__YOUR TASK__.
Reproduce the text on fetching data from APIs below, starting with "First some **functions**" and going on through "return resp.read().decode('utf8')".

__QUOTED TEXT__.
---
Data is not always conveniently stored in local files.

Increasingly data is being made open via **Application Programming Interfaces (APIs)**.

First some **functions** to help us. Using functions, we can avoid typing the same (or very similar) code over and over again.


In [58]:
# We will need some libraries...
from urllib import request, response
import json

# Functions to fetch string/json from an API

def fetch_string_from_api(url):
    req = request.Request(url)
    resp = request.urlopen(req)
    return resp.read().decode('utf8')

def fetch_json_from_api(url):
    body = fetch_string_from_api(url) #Uses the function above
    return json.loads(body)

In [59]:
#Fetch the data for the latest xkcd comic
xkcd_url = 'http://xkcd.com/info.0.json'
xkcd_json = fetch_json_from_api(xkcd_url)
---
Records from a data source
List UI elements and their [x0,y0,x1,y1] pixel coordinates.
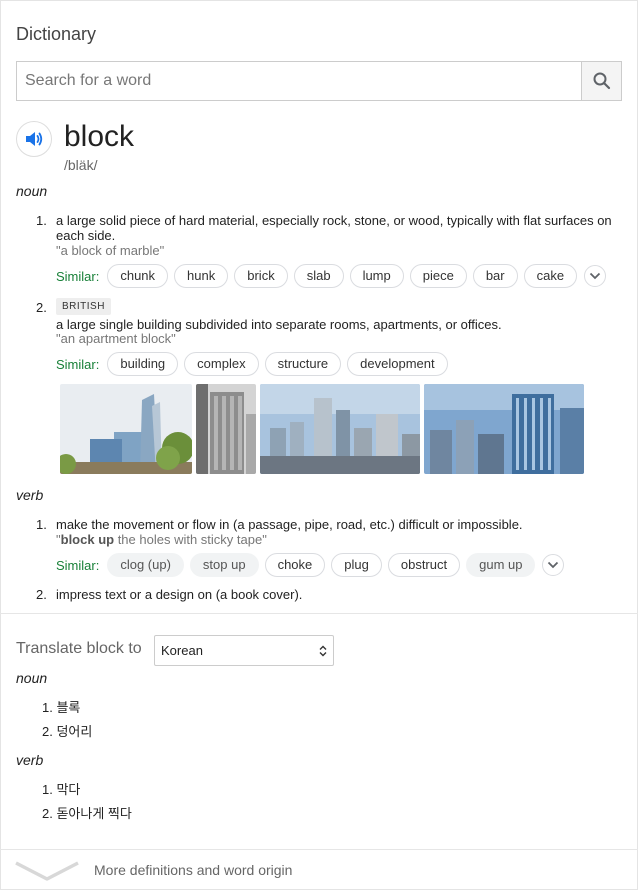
example: "a block of marble" [56,243,165,258]
sense-number: 2. [36,300,47,315]
building-image[interactable] [196,384,256,474]
building-image[interactable] [424,384,584,474]
similar-chip[interactable]: clog (up) [107,553,184,577]
similar-chip[interactable]: brick [234,264,288,288]
expand-similar-button[interactable] [584,265,607,287]
similar-chip[interactable]: choke [264,553,326,577]
region-badge: BRITISH [56,298,111,315]
similar-chip[interactable]: complex [184,352,259,376]
translation-item: 1. 막다 [42,782,81,797]
translate-pos-noun: noun [16,670,48,686]
phonetic: /bläk/ [64,157,98,173]
definition: impress text or a design on (a book cove… [56,587,303,602]
translation-item: 2. 돋아나게 찍다 [42,806,132,821]
definition: a large single building subdivided into … [56,317,502,332]
similar-chip[interactable]: cake [523,264,578,288]
search-button[interactable] [581,62,621,100]
similar-row: Similar: building complex structure deve… [56,352,454,376]
headword: block [64,120,135,153]
similar-row: Similar: chunk hunk brick slab lump piec… [56,264,607,288]
similar-chip[interactable]: structure [264,352,342,376]
building-image[interactable] [60,384,192,474]
select-arrows-icon [319,645,327,656]
similar-row: Similar: clog (up) stop up choke plug ob… [56,553,565,577]
example-highlight: block up [60,532,115,547]
similar-chip[interactable]: plug [331,553,382,577]
language-select[interactable]: Korean [154,635,334,666]
language-value: Korean [161,643,203,658]
similar-label: Similar: [56,356,100,372]
translate-pos-verb: verb [16,752,44,768]
definition: a large solid piece of hard material, es… [56,213,612,243]
building-image[interactable] [260,384,420,474]
more-definitions-label: More definitions and word origin [94,862,293,878]
translate-label: Translate block to [16,640,142,657]
pronounce-button[interactable] [16,121,52,157]
sense-number: 2. [36,587,47,602]
card-title: Dictionary [16,24,97,44]
example: "block up the holes with sticky tape" [56,532,267,547]
chevron-down-icon [15,861,79,881]
similar-chip[interactable]: gum up [466,553,536,577]
similar-chip[interactable]: slab [293,264,344,288]
definition: make the movement or flow in (a passage,… [56,517,523,532]
sense-number: 1. [36,213,47,228]
similar-chip[interactable]: development [347,352,448,376]
similar-chip[interactable]: lump [349,264,404,288]
search-icon [593,72,610,90]
similar-chip[interactable]: building [107,352,179,376]
example: "an apartment block" [56,331,176,346]
section-divider [0,613,638,614]
search-input[interactable] [17,62,581,100]
similar-chip[interactable]: obstruct [387,553,461,577]
chevron-down-icon [548,561,559,569]
sense-number: 1. [36,517,47,532]
more-definitions-link[interactable]: More definitions and word origin [0,850,638,890]
similar-chip[interactable]: hunk [174,264,229,288]
similar-chip[interactable]: piece [409,264,467,288]
speaker-icon [26,132,43,146]
translation-item: 1. 블록 [42,700,81,715]
search-box [16,61,622,101]
pos-verb: verb [16,487,44,503]
similar-label: Similar: [56,268,100,284]
similar-label: Similar: [56,557,100,573]
chevron-down-icon [589,272,601,280]
similar-chip[interactable]: stop up [189,553,259,577]
similar-chip[interactable]: bar [472,264,518,288]
expand-similar-button[interactable] [542,554,565,576]
pos-noun: noun [16,183,48,199]
similar-chip[interactable]: chunk [107,264,169,288]
translation-item: 2. 덩어리 [42,724,93,739]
---
__TASK RESPONSE__.
First some **functions** to help us. Using functions, we can avoid typing the same (or very similar) code over and over again.


In [58]:
# We will need some libraries...
from urllib import request, response
import json

# Functions to fetch string/json from an API

def fetch_string_from_api(url):
    req = request.Request(url)
    resp = request.urlopen(req)
    return resp.read().decode('utf8')